## EXERCISE
Copy every entry exactly as given, minus the images.

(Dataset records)
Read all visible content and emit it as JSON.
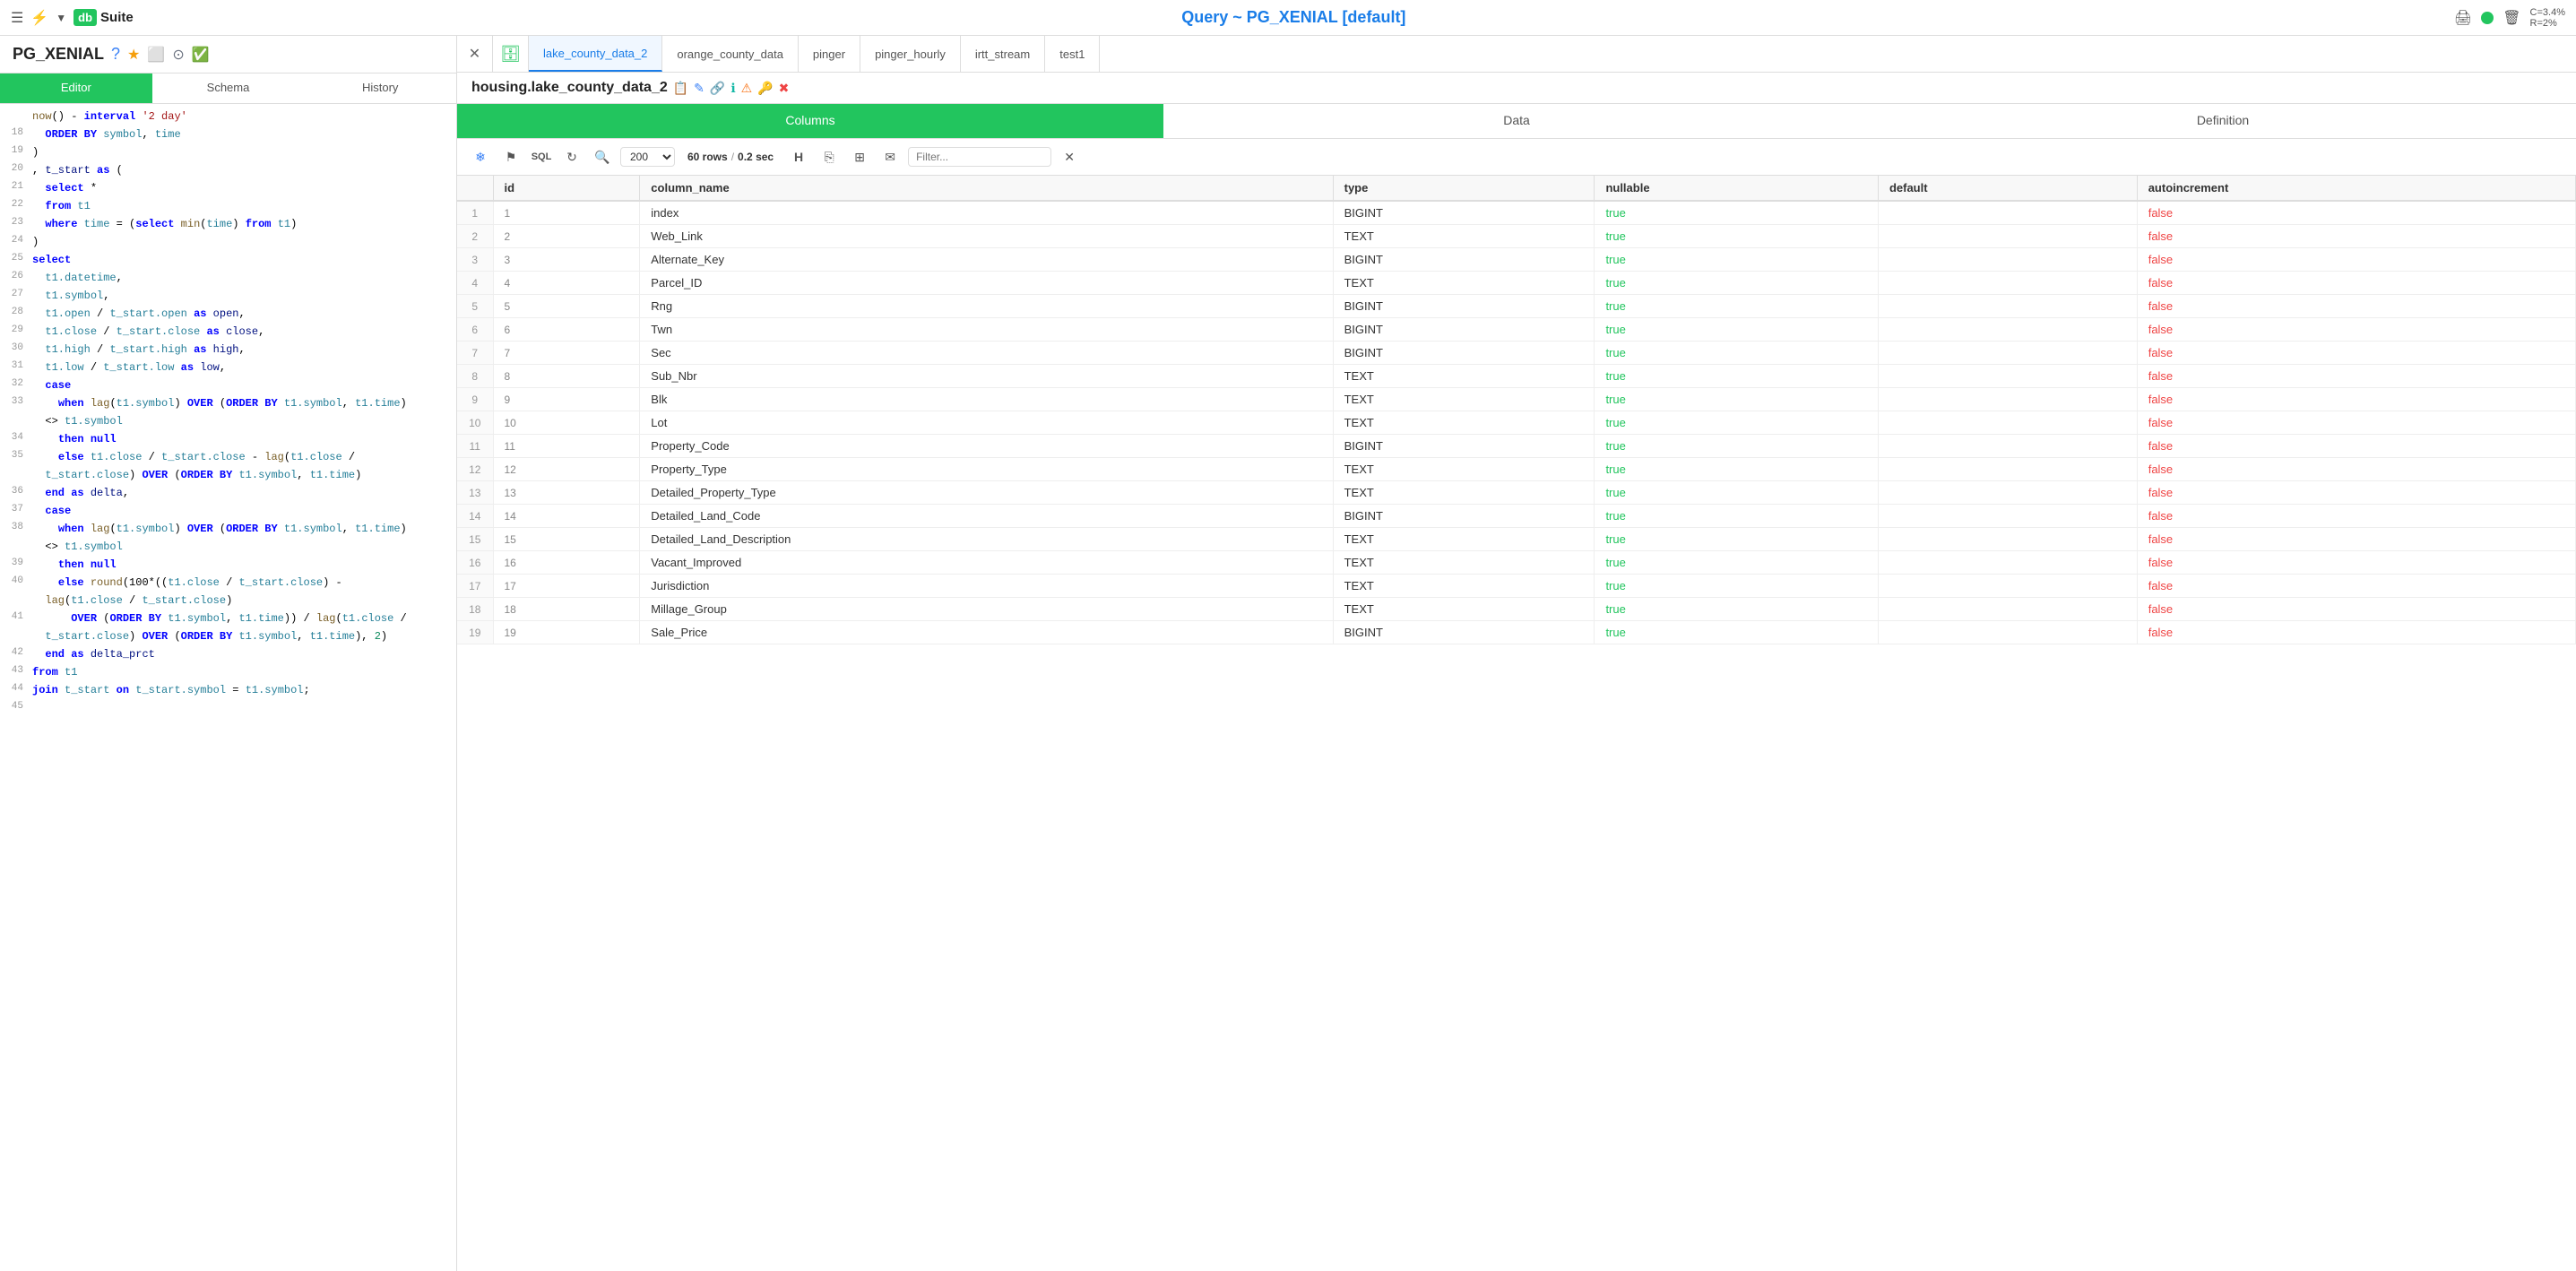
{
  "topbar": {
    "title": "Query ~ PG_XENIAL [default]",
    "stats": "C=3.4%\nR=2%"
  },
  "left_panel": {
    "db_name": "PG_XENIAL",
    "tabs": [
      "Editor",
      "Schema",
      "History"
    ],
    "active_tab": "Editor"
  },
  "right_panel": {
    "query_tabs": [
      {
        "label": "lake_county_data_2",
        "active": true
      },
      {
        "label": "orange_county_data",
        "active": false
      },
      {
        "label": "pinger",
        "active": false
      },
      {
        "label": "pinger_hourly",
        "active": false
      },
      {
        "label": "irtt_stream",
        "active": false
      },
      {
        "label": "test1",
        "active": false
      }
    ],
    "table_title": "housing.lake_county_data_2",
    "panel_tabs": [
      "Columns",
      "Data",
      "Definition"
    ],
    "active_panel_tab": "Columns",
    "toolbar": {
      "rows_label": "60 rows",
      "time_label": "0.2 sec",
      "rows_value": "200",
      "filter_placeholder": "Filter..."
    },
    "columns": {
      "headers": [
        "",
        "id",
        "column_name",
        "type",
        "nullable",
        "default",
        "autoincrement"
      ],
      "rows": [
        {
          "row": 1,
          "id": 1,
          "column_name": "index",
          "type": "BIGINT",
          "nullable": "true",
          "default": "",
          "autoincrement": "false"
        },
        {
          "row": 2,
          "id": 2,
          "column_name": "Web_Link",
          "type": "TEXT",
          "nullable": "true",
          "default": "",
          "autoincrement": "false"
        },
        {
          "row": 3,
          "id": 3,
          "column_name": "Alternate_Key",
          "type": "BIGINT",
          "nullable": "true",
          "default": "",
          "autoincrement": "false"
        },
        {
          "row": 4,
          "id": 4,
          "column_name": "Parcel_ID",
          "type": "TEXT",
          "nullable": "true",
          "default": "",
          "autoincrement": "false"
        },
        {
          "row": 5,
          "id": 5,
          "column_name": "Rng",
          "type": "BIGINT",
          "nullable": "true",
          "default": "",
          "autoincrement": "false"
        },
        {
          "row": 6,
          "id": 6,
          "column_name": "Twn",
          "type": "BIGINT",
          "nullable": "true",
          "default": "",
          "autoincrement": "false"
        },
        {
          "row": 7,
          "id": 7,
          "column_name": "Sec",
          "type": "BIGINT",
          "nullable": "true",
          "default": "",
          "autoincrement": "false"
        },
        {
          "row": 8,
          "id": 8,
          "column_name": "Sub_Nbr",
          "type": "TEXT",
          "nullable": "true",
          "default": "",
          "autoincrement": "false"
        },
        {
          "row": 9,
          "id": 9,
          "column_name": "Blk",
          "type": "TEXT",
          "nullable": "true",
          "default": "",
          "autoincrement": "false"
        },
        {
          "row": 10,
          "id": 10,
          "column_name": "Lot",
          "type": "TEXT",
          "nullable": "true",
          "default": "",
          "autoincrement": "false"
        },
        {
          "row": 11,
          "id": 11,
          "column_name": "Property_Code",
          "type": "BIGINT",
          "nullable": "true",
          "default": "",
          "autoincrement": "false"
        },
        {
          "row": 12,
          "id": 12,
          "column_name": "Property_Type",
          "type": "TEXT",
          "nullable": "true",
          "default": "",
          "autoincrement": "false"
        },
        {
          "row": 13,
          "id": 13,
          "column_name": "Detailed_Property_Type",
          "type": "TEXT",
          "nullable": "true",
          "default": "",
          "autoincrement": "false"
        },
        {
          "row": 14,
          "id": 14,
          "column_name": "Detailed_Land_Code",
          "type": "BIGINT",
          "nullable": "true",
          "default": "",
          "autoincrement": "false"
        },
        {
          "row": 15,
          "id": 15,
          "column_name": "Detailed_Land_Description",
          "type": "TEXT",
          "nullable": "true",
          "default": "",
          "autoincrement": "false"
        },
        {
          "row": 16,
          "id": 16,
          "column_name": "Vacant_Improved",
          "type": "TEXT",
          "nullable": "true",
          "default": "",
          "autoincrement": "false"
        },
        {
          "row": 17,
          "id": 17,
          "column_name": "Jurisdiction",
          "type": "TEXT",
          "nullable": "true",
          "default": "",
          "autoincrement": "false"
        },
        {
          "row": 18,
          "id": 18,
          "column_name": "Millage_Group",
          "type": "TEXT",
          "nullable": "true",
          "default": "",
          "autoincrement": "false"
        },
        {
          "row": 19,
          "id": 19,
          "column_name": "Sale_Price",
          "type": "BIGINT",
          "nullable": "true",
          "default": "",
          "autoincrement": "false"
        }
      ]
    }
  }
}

## FINAL RESULT
Read all visible content and emit it as JSON.
{
  "topbar": {
    "title": "Query ~ PG_XENIAL [default]",
    "stats": "C=3.4%\nR=2%"
  },
  "left_panel": {
    "db_name": "PG_XENIAL",
    "tabs": [
      "Editor",
      "Schema",
      "History"
    ],
    "active_tab": "Editor"
  },
  "right_panel": {
    "query_tabs": [
      {
        "label": "lake_county_data_2",
        "active": true
      },
      {
        "label": "orange_county_data",
        "active": false
      },
      {
        "label": "pinger",
        "active": false
      },
      {
        "label": "pinger_hourly",
        "active": false
      },
      {
        "label": "irtt_stream",
        "active": false
      },
      {
        "label": "test1",
        "active": false
      }
    ],
    "table_title": "housing.lake_county_data_2",
    "panel_tabs": [
      "Columns",
      "Data",
      "Definition"
    ],
    "active_panel_tab": "Columns",
    "toolbar": {
      "rows_label": "60 rows",
      "time_label": "0.2 sec",
      "rows_value": "200",
      "filter_placeholder": "Filter..."
    },
    "columns": {
      "headers": [
        "",
        "id",
        "column_name",
        "type",
        "nullable",
        "default",
        "autoincrement"
      ],
      "rows": [
        {
          "row": 1,
          "id": 1,
          "column_name": "index",
          "type": "BIGINT",
          "nullable": "true",
          "default": "",
          "autoincrement": "false"
        },
        {
          "row": 2,
          "id": 2,
          "column_name": "Web_Link",
          "type": "TEXT",
          "nullable": "true",
          "default": "",
          "autoincrement": "false"
        },
        {
          "row": 3,
          "id": 3,
          "column_name": "Alternate_Key",
          "type": "BIGINT",
          "nullable": "true",
          "default": "",
          "autoincrement": "false"
        },
        {
          "row": 4,
          "id": 4,
          "column_name": "Parcel_ID",
          "type": "TEXT",
          "nullable": "true",
          "default": "",
          "autoincrement": "false"
        },
        {
          "row": 5,
          "id": 5,
          "column_name": "Rng",
          "type": "BIGINT",
          "nullable": "true",
          "default": "",
          "autoincrement": "false"
        },
        {
          "row": 6,
          "id": 6,
          "column_name": "Twn",
          "type": "BIGINT",
          "nullable": "true",
          "default": "",
          "autoincrement": "false"
        },
        {
          "row": 7,
          "id": 7,
          "column_name": "Sec",
          "type": "BIGINT",
          "nullable": "true",
          "default": "",
          "autoincrement": "false"
        },
        {
          "row": 8,
          "id": 8,
          "column_name": "Sub_Nbr",
          "type": "TEXT",
          "nullable": "true",
          "default": "",
          "autoincrement": "false"
        },
        {
          "row": 9,
          "id": 9,
          "column_name": "Blk",
          "type": "TEXT",
          "nullable": "true",
          "default": "",
          "autoincrement": "false"
        },
        {
          "row": 10,
          "id": 10,
          "column_name": "Lot",
          "type": "TEXT",
          "nullable": "true",
          "default": "",
          "autoincrement": "false"
        },
        {
          "row": 11,
          "id": 11,
          "column_name": "Property_Code",
          "type": "BIGINT",
          "nullable": "true",
          "default": "",
          "autoincrement": "false"
        },
        {
          "row": 12,
          "id": 12,
          "column_name": "Property_Type",
          "type": "TEXT",
          "nullable": "true",
          "default": "",
          "autoincrement": "false"
        },
        {
          "row": 13,
          "id": 13,
          "column_name": "Detailed_Property_Type",
          "type": "TEXT",
          "nullable": "true",
          "default": "",
          "autoincrement": "false"
        },
        {
          "row": 14,
          "id": 14,
          "column_name": "Detailed_Land_Code",
          "type": "BIGINT",
          "nullable": "true",
          "default": "",
          "autoincrement": "false"
        },
        {
          "row": 15,
          "id": 15,
          "column_name": "Detailed_Land_Description",
          "type": "TEXT",
          "nullable": "true",
          "default": "",
          "autoincrement": "false"
        },
        {
          "row": 16,
          "id": 16,
          "column_name": "Vacant_Improved",
          "type": "TEXT",
          "nullable": "true",
          "default": "",
          "autoincrement": "false"
        },
        {
          "row": 17,
          "id": 17,
          "column_name": "Jurisdiction",
          "type": "TEXT",
          "nullable": "true",
          "default": "",
          "autoincrement": "false"
        },
        {
          "row": 18,
          "id": 18,
          "column_name": "Millage_Group",
          "type": "TEXT",
          "nullable": "true",
          "default": "",
          "autoincrement": "false"
        },
        {
          "row": 19,
          "id": 19,
          "column_name": "Sale_Price",
          "type": "BIGINT",
          "nullable": "true",
          "default": "",
          "autoincrement": "false"
        }
      ]
    }
  }
}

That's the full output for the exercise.